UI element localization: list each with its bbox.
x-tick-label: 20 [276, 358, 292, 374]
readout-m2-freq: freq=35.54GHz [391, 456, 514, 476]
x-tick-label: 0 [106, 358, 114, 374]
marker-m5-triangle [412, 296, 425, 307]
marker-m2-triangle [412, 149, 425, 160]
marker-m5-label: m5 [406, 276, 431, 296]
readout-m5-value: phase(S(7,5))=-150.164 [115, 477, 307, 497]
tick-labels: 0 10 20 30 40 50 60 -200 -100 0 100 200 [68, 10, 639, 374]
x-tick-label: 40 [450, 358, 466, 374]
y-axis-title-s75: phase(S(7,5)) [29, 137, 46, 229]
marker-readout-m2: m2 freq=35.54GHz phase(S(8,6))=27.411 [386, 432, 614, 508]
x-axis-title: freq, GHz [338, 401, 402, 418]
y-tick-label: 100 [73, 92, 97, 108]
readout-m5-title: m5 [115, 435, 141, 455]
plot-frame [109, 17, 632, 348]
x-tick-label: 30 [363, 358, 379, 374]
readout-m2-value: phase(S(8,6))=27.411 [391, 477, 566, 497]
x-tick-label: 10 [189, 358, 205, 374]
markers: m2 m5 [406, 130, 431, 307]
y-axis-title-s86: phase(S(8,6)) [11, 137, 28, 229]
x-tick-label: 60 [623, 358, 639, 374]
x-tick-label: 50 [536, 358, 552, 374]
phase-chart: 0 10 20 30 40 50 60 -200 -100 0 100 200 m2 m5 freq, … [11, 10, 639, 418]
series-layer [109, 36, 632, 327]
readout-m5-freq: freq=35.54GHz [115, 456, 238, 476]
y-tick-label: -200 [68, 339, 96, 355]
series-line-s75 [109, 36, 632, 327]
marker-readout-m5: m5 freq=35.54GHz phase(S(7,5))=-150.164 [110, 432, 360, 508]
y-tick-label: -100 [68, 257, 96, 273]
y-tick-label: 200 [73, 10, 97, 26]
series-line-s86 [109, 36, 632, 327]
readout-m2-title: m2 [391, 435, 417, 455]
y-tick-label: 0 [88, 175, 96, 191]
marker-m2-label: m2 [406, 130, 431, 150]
● ● ●
Copy every line of the records above verbatim.

UI element localization: list each with its bbox.
x-tick-label: 20 [276, 358, 292, 374]
readout-m2-freq: freq=35.54GHz [391, 456, 514, 476]
x-tick-label: 0 [106, 358, 114, 374]
marker-m5-triangle [412, 296, 425, 307]
marker-m2-triangle [412, 149, 425, 160]
marker-m5-label: m5 [406, 276, 431, 296]
readout-m5-value: phase(S(7,5))=-150.164 [115, 477, 307, 497]
tick-labels: 0 10 20 30 40 50 60 -200 -100 0 100 200 [68, 10, 639, 374]
x-tick-label: 40 [450, 358, 466, 374]
y-axis-title-s75: phase(S(7,5)) [29, 137, 46, 229]
marker-readout-m2: m2 freq=35.54GHz phase(S(8,6))=27.411 [386, 432, 614, 508]
x-axis-title: freq, GHz [338, 401, 402, 418]
y-tick-label: 100 [73, 92, 97, 108]
readout-m5-title: m5 [115, 435, 141, 455]
plot-frame [109, 17, 632, 348]
x-tick-label: 30 [363, 358, 379, 374]
readout-m2-value: phase(S(8,6))=27.411 [391, 477, 566, 497]
x-tick-label: 10 [189, 358, 205, 374]
markers: m2 m5 [406, 130, 431, 307]
y-axis-title-s86: phase(S(8,6)) [11, 137, 28, 229]
x-tick-label: 60 [623, 358, 639, 374]
x-tick-label: 50 [536, 358, 552, 374]
phase-chart: 0 10 20 30 40 50 60 -200 -100 0 100 200 m2 m5 freq, … [11, 10, 639, 418]
series-layer [109, 36, 632, 327]
readout-m5-freq: freq=35.54GHz [115, 456, 238, 476]
y-tick-label: -200 [68, 339, 96, 355]
series-line-s75 [109, 36, 632, 327]
marker-readout-m5: m5 freq=35.54GHz phase(S(7,5))=-150.164 [110, 432, 360, 508]
y-tick-label: -100 [68, 257, 96, 273]
y-tick-label: 200 [73, 10, 97, 26]
series-line-s86 [109, 36, 632, 327]
readout-m2-title: m2 [391, 435, 417, 455]
y-tick-label: 0 [88, 175, 96, 191]
marker-m2-label: m2 [406, 130, 431, 150]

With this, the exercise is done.